→ **The exercise**
Select from the data all lines with the word "kind".

═══ Material supplied

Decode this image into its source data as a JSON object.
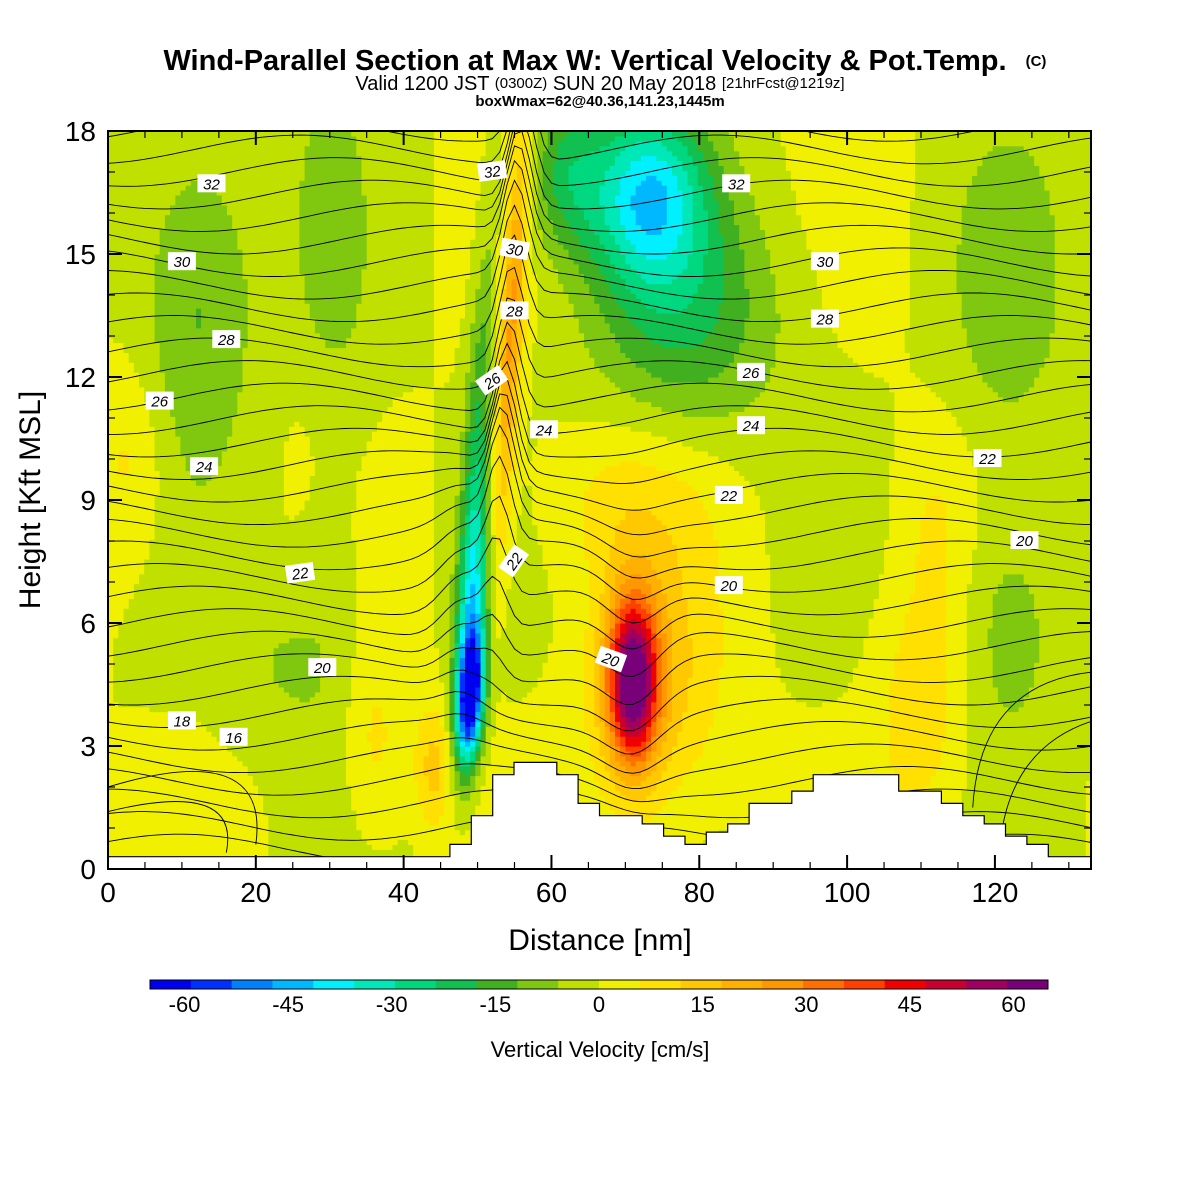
{
  "chart_data": {
    "type": "heatmap",
    "title": "Wind-Parallel Section at Max W: Vertical Velocity & Pot.Temp.",
    "title_mark": "(C)",
    "subtitle_main": "Valid 1200 JST",
    "subtitle_utc": "(0300Z)",
    "subtitle_date": "SUN 20 May 2018",
    "subtitle_fcst": "[21hrFcst@1219z]",
    "box_info": "boxWmax=62@40.36,141.23,1445m",
    "xlabel": "Distance [nm]",
    "ylabel": "Height [Kft MSL]",
    "xlim": [
      0,
      133
    ],
    "ylim": [
      0,
      18
    ],
    "xticks": [
      0,
      20,
      40,
      60,
      80,
      100,
      120
    ],
    "yticks": [
      0,
      3,
      6,
      9,
      12,
      15,
      18
    ],
    "colorbar": {
      "label": "Vertical Velocity [cm/s]",
      "range": [
        -65,
        65
      ],
      "tick_values": [
        -60,
        -45,
        -30,
        -15,
        0,
        15,
        30,
        45,
        60
      ],
      "colors": [
        "#0000f0",
        "#0030ff",
        "#0080ff",
        "#00b8ff",
        "#00f0ff",
        "#00e8b8",
        "#00d880",
        "#10c050",
        "#40b020",
        "#80c810",
        "#c0e000",
        "#f0f000",
        "#ffe000",
        "#ffc800",
        "#ffb000",
        "#ff9800",
        "#ff7000",
        "#ff4000",
        "#f00000",
        "#c80030",
        "#a00060",
        "#780078"
      ]
    },
    "contour_field": "Potential Temperature",
    "contour_labels": [
      "32",
      "30",
      "28",
      "26",
      "24",
      "22",
      "20",
      "18",
      "16",
      "32",
      "30",
      "28",
      "26",
      "24",
      "22",
      "22",
      "20",
      "20",
      "32",
      "30",
      "28",
      "26",
      "24",
      "22",
      "20"
    ],
    "field_features": [
      {
        "x": 71,
        "y": 4.6,
        "w": 62,
        "kind": "updraft core"
      },
      {
        "x": 50,
        "y": 4.0,
        "w": -60,
        "kind": "downdraft core"
      },
      {
        "x": 52,
        "y": 14,
        "w": 22,
        "kind": "upper updraft plume"
      },
      {
        "x": 73,
        "y": 16.5,
        "w": -35,
        "kind": "upper downdraft"
      }
    ],
    "terrain_heights": [
      0.3,
      0.3,
      0.3,
      0.3,
      0.3,
      0.3,
      0.3,
      0.3,
      0.3,
      0.3,
      0.3,
      0.3,
      0.3,
      0.3,
      0.3,
      0.3,
      0.6,
      1.3,
      2.3,
      2.6,
      2.6,
      2.3,
      1.6,
      1.3,
      1.3,
      1.1,
      0.8,
      0.6,
      0.9,
      1.1,
      1.6,
      1.6,
      1.9,
      2.3,
      2.3,
      2.3,
      2.3,
      1.9,
      1.9,
      1.6,
      1.3,
      1.1,
      0.8,
      0.6,
      0.3,
      0.3
    ]
  }
}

══════

→ **Answer for the task**
        "kind": "updraft core"
        "kind": "downdraft core"
        "kind": "upper updraft plume"
        "kind": "upper downdraft"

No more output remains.